# Exercise aim
Wherever the word "name" turns up in a line of the entries, copy that line.

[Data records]

▼

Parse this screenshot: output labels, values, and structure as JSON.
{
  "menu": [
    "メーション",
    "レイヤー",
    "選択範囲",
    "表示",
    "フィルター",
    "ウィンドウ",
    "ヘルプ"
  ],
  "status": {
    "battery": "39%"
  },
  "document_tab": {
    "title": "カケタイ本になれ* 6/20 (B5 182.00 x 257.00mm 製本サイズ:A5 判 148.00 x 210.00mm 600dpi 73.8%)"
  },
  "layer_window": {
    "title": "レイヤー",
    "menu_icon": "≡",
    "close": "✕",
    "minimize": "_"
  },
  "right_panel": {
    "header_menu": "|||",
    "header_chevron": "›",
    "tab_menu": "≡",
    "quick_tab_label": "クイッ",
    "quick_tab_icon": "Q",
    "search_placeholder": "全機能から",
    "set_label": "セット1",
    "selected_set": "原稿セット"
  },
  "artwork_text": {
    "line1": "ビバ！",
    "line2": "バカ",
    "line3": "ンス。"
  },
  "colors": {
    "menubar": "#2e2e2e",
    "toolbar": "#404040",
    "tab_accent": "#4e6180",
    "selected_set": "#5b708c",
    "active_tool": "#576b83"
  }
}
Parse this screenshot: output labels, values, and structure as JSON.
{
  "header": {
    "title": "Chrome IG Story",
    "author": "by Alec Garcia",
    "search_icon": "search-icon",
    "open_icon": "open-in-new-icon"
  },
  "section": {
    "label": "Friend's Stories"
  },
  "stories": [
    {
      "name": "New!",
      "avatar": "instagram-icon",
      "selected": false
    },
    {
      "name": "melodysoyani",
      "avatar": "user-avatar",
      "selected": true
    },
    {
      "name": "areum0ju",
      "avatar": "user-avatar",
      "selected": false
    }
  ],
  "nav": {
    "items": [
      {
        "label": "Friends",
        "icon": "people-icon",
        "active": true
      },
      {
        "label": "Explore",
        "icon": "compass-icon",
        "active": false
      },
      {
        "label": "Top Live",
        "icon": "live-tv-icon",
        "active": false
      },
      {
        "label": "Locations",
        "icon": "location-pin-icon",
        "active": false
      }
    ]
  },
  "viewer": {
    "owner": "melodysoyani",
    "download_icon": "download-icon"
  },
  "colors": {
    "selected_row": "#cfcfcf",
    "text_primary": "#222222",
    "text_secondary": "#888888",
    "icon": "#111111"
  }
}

▲

# Reply
      "name": "New!",
      "name": "melodysoyani",
      "name": "areum0ju",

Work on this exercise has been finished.